## GIVEN REQUEST
Look through the records below, and copy out every line that holds the string "rewizyjne".

## TASK INPUTS
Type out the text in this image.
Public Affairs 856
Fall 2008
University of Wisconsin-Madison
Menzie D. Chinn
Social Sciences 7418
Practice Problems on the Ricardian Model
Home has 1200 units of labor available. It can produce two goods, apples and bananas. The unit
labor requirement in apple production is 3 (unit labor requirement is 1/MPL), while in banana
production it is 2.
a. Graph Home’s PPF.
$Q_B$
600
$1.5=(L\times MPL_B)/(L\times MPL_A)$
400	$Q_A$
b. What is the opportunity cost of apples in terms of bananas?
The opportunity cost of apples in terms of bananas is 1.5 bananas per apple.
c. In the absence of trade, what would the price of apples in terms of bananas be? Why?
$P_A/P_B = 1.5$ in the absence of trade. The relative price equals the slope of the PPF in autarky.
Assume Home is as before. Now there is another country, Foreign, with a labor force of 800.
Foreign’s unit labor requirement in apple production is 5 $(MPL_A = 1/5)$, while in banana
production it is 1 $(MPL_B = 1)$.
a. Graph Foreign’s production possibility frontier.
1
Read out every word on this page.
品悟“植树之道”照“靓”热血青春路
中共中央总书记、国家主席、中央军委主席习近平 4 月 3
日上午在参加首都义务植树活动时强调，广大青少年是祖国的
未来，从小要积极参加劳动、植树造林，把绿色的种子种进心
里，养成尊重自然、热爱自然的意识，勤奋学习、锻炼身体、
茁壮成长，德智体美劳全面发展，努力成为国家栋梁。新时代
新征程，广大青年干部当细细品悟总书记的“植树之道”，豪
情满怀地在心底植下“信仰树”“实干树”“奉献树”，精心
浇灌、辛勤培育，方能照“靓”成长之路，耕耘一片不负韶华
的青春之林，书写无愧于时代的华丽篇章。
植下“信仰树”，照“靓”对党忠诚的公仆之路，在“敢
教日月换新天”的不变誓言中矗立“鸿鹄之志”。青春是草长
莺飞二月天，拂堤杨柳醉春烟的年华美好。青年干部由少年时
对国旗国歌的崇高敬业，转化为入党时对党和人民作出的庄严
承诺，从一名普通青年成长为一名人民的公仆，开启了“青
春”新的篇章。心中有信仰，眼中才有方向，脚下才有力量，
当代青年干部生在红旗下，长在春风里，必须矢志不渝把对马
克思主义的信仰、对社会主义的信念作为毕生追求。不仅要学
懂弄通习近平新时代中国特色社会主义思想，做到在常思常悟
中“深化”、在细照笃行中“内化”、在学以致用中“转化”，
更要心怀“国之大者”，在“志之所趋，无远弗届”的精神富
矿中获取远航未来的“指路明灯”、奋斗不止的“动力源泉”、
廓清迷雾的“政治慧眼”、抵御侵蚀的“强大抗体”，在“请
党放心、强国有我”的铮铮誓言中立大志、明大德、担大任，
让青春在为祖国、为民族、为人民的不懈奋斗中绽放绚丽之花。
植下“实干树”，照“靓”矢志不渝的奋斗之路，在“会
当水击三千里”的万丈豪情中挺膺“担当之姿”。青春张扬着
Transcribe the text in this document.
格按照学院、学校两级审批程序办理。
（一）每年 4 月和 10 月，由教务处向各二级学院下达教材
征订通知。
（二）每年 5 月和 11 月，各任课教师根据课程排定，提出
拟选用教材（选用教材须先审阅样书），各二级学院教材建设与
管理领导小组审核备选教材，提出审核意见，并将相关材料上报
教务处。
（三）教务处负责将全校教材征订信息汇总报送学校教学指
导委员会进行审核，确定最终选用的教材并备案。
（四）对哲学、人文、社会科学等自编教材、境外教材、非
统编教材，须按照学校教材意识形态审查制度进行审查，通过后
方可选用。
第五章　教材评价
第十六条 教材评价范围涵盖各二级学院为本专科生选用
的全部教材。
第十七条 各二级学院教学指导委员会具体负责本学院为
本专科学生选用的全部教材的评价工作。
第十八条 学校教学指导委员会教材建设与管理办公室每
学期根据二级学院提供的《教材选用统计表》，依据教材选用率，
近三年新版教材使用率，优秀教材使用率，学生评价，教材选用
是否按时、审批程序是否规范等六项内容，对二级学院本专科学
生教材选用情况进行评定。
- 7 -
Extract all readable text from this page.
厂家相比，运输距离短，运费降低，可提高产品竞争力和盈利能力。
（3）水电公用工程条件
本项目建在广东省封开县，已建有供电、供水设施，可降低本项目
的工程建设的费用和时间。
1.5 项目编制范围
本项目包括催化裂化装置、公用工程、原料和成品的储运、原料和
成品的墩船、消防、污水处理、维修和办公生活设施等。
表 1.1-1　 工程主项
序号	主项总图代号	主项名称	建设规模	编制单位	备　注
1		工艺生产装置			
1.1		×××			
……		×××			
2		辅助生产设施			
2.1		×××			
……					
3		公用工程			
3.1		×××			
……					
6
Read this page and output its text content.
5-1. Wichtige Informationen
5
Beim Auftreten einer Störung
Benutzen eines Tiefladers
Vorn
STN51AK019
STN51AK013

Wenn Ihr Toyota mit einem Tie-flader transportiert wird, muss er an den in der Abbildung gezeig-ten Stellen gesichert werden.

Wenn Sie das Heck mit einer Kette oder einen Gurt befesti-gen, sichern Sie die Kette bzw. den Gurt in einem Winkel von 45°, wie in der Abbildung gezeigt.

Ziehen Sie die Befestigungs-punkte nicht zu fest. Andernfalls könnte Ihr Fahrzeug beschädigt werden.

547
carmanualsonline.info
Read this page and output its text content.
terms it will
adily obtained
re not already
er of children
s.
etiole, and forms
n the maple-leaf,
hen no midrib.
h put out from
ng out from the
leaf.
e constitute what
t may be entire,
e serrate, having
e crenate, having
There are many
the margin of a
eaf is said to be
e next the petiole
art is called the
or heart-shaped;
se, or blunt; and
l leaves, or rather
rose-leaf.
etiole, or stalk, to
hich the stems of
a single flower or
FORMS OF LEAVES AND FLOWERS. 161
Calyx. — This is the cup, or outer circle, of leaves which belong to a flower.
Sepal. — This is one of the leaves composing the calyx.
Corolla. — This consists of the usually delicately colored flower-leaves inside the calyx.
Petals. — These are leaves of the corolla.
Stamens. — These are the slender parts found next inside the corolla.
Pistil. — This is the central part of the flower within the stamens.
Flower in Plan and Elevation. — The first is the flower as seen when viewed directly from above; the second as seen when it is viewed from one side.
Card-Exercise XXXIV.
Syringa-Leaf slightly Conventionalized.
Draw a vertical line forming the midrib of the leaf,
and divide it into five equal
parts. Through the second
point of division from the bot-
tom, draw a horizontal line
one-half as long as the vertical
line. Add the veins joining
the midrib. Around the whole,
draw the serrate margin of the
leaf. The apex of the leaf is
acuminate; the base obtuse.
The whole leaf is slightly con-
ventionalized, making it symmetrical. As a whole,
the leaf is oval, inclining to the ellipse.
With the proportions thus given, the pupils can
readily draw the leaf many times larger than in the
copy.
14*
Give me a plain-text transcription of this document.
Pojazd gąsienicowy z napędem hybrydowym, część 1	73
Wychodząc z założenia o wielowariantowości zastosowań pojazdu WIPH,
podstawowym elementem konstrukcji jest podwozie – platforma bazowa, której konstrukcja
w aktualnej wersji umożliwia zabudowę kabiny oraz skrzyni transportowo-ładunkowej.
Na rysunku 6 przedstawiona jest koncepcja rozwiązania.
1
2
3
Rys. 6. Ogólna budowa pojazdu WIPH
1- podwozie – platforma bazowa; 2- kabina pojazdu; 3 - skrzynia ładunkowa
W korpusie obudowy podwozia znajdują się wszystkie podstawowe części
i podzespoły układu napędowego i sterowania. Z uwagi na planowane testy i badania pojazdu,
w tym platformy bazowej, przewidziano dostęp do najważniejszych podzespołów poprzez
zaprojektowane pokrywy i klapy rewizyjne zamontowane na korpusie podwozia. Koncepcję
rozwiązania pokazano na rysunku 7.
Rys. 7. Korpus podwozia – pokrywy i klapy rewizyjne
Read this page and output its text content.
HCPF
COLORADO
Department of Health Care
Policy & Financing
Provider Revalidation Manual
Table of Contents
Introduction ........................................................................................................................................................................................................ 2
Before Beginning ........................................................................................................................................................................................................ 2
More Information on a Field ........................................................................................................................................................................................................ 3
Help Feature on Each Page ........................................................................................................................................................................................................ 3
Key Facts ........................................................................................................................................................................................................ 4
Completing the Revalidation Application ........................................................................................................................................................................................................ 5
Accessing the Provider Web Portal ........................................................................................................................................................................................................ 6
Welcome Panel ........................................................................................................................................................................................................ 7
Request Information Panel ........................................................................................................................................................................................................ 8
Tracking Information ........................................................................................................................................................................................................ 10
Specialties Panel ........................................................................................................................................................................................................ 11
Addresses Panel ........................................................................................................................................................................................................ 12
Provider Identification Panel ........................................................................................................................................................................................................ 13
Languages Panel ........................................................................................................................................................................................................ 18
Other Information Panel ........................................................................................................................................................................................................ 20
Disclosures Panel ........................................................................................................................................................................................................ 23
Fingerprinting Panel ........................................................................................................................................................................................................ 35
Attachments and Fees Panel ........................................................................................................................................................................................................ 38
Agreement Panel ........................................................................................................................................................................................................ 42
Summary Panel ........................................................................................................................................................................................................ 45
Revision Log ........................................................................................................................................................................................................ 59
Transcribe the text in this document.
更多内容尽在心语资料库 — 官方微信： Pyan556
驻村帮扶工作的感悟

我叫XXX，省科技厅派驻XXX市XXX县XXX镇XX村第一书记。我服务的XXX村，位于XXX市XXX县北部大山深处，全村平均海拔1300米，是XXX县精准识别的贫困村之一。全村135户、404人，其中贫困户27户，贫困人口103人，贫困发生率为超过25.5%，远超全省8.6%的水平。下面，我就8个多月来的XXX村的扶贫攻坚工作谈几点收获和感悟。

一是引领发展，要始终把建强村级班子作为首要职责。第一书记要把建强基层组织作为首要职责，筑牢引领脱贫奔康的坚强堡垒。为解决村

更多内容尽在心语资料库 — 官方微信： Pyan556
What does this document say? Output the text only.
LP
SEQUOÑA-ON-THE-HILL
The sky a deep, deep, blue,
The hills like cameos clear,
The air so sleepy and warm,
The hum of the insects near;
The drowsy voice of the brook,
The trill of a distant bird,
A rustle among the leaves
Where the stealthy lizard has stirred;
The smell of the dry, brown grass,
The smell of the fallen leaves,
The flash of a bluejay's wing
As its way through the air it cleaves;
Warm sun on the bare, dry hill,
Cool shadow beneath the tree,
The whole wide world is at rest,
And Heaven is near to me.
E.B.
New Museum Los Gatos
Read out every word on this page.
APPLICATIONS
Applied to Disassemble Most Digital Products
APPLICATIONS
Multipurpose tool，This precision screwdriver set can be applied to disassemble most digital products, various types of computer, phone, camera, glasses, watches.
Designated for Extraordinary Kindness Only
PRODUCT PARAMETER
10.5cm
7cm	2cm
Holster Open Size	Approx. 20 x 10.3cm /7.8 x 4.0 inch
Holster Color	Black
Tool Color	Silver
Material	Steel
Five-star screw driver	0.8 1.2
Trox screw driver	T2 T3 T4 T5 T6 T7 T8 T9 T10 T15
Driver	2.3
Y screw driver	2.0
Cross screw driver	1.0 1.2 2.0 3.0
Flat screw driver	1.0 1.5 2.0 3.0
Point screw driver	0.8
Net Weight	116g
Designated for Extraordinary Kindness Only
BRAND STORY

## RESPONSE TO THE TASK
zaprojektowane pokrywy i klapy rewizyjne zamontowane na korpusie podwozia. Koncepcję
Rys. 7. Korpus podwozia – pokrywy i klapy rewizyjne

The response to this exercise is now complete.